SUPPLIED DATA ▸
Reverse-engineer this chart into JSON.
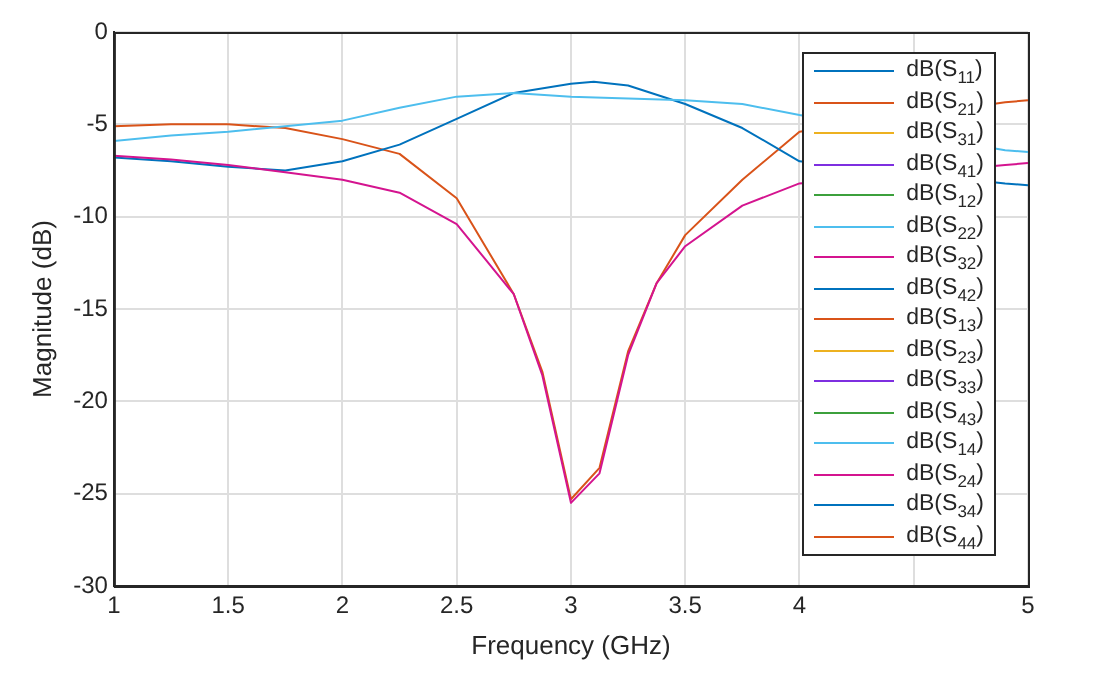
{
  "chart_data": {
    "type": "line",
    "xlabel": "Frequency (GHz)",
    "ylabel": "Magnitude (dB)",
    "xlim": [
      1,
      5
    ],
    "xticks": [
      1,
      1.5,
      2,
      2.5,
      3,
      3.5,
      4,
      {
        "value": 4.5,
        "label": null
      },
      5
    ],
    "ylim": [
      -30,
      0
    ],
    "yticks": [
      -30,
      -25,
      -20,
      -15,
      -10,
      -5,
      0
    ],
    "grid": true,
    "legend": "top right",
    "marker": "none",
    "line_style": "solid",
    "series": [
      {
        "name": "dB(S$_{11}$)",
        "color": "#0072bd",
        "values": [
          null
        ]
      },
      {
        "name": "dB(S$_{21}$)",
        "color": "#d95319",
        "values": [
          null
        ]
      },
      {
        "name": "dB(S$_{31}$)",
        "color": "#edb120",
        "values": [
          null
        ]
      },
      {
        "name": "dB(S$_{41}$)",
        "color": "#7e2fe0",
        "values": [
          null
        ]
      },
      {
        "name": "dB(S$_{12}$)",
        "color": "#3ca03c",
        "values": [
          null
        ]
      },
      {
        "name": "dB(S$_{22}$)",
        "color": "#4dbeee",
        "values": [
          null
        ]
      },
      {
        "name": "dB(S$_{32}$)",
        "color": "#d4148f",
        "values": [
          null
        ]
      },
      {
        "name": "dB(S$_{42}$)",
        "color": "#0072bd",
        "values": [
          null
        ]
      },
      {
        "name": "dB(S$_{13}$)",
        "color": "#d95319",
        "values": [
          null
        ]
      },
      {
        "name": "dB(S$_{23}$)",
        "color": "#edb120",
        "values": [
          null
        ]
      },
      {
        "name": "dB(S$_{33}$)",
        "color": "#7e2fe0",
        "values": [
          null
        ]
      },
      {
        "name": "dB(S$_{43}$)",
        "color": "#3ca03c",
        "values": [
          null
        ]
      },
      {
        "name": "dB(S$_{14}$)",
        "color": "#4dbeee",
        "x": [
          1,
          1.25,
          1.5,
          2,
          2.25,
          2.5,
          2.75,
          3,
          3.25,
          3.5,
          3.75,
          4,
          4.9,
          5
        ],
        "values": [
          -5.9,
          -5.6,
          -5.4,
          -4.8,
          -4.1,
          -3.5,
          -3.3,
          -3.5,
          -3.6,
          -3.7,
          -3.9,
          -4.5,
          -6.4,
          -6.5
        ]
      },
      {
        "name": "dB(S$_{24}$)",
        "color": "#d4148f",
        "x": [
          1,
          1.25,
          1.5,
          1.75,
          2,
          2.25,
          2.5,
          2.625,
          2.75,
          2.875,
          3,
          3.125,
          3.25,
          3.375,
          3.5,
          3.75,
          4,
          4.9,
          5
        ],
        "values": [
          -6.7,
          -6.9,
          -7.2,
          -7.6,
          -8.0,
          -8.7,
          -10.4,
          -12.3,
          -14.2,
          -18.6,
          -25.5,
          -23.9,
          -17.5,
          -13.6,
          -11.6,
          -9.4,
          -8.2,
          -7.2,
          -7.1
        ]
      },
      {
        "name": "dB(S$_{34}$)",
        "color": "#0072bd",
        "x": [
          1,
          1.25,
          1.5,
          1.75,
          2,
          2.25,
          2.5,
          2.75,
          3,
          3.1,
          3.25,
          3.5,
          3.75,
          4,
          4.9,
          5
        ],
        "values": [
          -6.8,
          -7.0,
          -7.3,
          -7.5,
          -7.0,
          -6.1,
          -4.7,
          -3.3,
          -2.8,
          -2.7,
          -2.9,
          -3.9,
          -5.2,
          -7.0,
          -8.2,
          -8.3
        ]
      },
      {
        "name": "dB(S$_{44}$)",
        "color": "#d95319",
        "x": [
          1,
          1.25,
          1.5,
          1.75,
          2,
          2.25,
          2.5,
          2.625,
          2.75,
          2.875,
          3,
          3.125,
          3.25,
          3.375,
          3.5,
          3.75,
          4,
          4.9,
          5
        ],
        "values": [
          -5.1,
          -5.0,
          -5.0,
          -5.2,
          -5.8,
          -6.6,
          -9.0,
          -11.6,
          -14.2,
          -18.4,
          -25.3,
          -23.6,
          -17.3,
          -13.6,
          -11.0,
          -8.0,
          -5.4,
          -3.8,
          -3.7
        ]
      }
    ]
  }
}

---

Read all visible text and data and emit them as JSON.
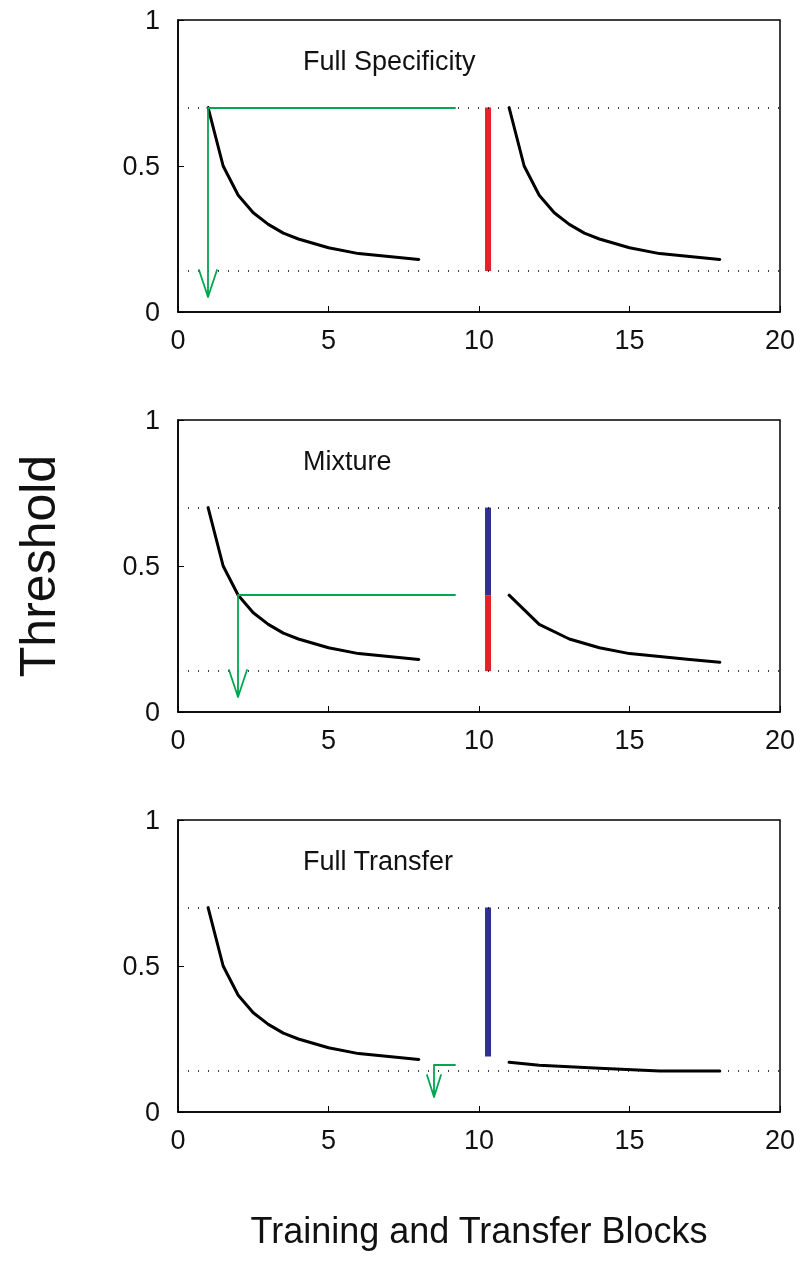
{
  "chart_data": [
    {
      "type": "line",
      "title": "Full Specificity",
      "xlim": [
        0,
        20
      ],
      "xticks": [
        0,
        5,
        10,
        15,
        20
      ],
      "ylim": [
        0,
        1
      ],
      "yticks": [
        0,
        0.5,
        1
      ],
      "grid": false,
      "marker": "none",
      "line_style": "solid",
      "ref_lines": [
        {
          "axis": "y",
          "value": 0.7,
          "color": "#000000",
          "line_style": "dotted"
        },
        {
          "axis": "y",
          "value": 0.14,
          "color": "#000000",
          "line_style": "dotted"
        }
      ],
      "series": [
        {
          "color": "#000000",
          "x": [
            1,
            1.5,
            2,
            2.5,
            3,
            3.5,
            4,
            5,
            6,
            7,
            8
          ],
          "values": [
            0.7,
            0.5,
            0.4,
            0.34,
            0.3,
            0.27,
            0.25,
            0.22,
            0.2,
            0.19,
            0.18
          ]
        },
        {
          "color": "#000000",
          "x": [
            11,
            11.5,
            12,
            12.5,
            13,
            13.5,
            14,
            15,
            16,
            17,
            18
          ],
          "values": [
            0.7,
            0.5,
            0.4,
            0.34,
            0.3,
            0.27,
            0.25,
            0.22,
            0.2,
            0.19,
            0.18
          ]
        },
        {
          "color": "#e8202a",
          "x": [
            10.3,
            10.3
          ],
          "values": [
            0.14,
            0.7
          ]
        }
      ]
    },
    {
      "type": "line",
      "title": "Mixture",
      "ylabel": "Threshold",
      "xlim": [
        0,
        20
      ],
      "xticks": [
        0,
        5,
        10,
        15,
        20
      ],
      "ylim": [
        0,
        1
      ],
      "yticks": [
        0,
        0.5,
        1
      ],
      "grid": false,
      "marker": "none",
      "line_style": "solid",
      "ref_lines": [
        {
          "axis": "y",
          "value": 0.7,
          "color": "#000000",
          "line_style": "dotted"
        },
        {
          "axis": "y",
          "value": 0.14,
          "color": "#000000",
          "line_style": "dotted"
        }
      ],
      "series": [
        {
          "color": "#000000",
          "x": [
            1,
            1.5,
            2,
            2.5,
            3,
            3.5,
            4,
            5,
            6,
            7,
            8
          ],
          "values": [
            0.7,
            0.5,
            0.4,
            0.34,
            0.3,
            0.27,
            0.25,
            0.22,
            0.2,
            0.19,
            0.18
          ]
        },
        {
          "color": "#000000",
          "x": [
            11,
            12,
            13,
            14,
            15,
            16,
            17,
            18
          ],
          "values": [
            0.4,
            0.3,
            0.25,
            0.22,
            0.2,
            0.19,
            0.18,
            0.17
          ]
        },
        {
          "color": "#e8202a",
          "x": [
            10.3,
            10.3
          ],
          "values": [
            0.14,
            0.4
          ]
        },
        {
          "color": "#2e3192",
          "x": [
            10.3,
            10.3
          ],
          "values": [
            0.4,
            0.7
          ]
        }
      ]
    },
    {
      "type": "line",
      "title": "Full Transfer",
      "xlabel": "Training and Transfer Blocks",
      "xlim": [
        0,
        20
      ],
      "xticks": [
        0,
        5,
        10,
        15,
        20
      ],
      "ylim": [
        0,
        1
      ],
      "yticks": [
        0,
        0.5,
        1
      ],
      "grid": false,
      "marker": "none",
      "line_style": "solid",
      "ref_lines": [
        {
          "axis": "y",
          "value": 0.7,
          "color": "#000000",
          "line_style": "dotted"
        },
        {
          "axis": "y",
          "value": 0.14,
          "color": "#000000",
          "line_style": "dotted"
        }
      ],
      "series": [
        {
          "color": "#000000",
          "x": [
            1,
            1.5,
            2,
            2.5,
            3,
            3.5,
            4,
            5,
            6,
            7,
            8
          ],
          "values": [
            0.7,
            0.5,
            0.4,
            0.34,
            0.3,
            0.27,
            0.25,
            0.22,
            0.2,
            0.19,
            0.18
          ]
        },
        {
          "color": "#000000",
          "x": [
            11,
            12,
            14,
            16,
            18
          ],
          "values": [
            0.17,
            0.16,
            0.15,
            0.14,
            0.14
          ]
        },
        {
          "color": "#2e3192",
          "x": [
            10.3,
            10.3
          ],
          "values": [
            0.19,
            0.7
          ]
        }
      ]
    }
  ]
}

EXERCISE ▸
Sift through the entries and copy every line with "Transfer".

FINISHED EXERCISE ▸
      "title": "Full Transfer",
      "xlabel": "Training and Transfer Blocks",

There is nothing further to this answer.